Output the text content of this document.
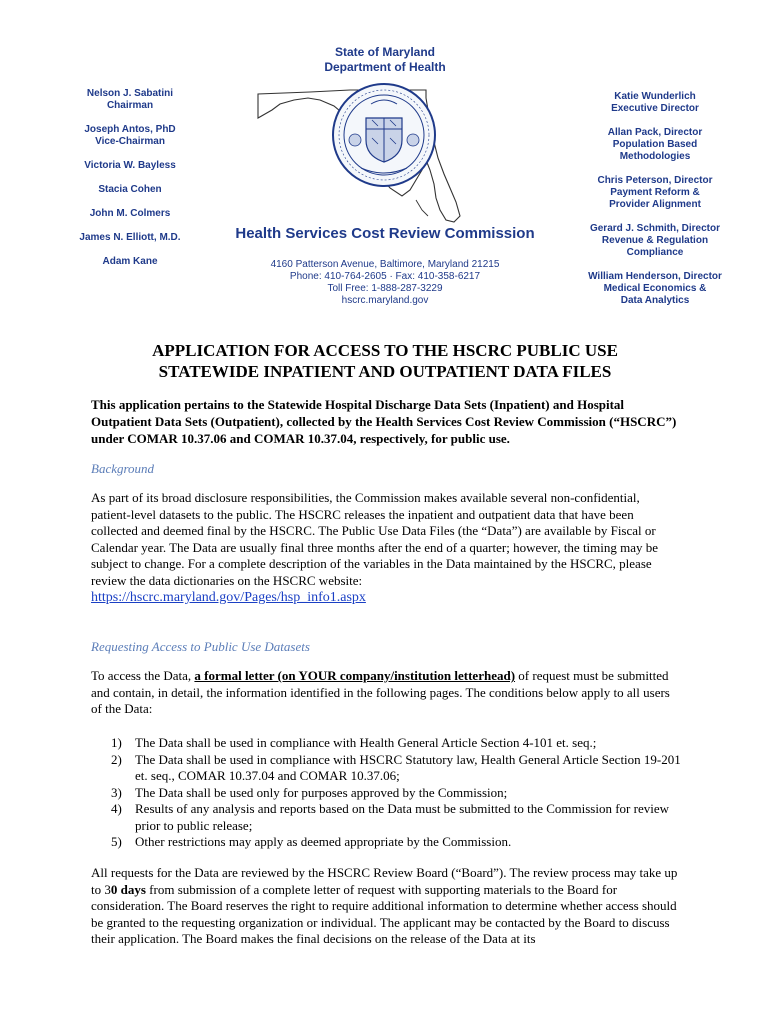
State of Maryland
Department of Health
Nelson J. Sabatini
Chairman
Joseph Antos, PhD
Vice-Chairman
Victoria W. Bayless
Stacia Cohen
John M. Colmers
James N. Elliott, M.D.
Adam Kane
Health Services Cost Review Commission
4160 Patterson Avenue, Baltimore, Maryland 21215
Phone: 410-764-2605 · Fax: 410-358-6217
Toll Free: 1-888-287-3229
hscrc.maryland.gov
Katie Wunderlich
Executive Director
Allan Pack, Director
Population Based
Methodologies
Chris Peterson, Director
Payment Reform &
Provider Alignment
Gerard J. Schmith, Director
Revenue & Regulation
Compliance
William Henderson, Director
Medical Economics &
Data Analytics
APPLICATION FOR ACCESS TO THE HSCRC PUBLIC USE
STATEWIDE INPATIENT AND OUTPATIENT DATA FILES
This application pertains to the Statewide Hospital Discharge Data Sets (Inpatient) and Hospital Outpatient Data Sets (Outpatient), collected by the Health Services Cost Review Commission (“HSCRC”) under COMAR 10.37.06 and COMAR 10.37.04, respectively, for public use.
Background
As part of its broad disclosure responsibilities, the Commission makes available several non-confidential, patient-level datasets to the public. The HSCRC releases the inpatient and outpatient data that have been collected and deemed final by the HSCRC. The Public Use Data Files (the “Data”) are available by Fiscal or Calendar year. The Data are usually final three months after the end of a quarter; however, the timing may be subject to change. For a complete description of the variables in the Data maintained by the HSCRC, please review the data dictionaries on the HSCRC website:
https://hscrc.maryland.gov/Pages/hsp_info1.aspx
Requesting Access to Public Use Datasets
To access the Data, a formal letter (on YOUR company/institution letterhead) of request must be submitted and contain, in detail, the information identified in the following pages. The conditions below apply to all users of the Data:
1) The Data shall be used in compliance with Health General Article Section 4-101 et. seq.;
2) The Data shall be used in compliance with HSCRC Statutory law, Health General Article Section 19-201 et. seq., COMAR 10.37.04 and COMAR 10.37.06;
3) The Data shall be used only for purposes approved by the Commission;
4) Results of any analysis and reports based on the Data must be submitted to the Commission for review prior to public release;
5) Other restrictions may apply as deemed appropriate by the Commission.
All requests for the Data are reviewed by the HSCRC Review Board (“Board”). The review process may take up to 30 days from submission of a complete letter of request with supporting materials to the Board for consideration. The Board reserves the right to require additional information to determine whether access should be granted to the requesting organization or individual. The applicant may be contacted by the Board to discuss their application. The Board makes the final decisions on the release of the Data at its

****************************************

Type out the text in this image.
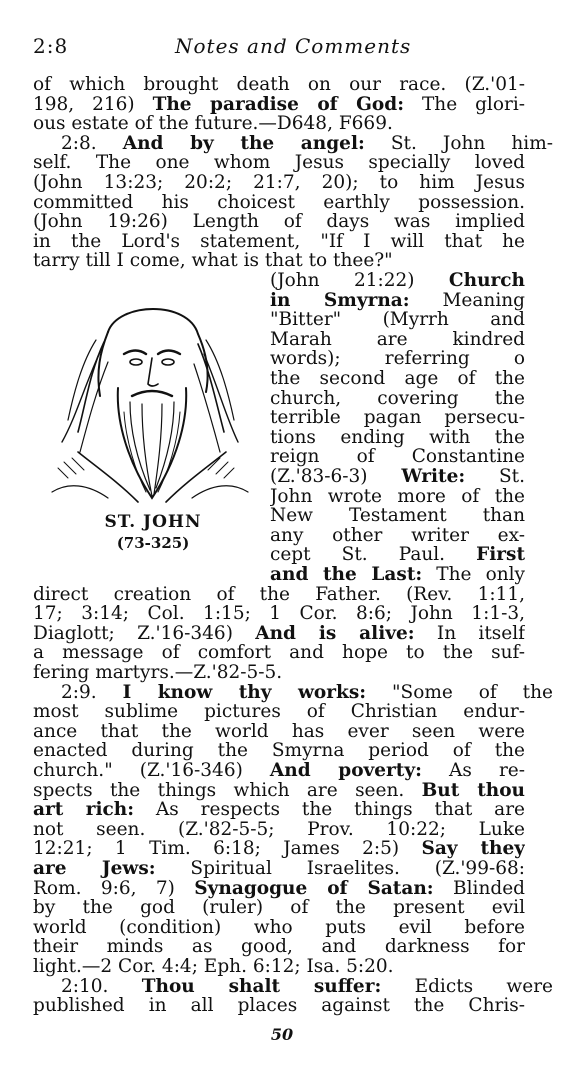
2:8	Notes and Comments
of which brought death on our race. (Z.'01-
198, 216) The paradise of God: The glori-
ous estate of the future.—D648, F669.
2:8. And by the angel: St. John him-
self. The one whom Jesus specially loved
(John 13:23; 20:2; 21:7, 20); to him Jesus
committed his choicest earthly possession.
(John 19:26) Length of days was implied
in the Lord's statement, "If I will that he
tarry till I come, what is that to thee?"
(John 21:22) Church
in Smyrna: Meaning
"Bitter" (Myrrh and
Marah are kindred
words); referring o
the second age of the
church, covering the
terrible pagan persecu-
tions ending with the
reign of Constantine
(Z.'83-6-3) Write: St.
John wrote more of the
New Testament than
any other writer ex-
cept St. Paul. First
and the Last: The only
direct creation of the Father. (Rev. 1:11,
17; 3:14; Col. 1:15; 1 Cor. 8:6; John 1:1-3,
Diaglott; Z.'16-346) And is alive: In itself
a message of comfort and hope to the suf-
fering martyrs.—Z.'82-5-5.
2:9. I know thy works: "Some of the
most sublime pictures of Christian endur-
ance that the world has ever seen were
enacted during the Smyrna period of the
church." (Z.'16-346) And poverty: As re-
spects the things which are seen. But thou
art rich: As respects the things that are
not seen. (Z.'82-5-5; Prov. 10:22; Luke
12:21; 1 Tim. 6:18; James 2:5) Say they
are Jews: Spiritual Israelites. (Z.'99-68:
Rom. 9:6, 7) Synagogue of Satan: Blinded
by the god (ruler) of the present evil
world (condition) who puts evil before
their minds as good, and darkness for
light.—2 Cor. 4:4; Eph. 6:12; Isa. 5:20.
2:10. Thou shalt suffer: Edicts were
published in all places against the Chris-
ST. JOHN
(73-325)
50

****************************************

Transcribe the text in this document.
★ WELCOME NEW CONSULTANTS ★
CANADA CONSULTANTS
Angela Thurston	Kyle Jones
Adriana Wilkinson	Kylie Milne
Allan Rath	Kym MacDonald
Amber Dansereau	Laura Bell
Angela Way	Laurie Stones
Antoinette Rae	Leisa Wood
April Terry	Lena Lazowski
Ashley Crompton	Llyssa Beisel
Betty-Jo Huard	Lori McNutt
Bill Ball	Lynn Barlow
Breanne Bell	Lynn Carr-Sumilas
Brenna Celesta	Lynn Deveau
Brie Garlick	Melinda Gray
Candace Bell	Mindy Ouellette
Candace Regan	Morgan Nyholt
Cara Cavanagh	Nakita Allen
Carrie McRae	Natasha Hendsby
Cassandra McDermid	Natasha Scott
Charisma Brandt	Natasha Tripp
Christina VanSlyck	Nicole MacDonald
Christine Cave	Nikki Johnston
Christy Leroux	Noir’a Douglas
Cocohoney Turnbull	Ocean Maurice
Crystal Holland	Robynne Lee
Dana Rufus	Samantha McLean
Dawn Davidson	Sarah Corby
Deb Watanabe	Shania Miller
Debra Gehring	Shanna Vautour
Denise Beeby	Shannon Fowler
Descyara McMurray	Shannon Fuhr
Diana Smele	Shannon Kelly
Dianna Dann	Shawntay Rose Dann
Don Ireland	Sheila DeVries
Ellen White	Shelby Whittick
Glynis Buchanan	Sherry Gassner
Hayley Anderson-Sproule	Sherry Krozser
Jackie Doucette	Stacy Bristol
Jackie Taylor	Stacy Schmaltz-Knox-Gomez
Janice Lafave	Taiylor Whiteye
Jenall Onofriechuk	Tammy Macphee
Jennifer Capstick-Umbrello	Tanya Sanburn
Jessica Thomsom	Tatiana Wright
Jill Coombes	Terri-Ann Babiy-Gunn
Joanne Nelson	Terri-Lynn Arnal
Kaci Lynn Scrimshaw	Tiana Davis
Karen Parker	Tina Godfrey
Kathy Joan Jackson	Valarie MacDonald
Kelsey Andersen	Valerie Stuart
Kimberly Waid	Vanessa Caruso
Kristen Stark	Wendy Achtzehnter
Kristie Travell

****************************************

Locate all lines holding the word "Section", then copy them out.

1) The Data shall be used in compliance with Health General Article Section 4-101 et. seq.;
2) The Data shall be used in compliance with HSCRC Statutory law, Health General Article Section 19-201 et. seq., COMAR 10.37.04 and COMAR 10.37.06;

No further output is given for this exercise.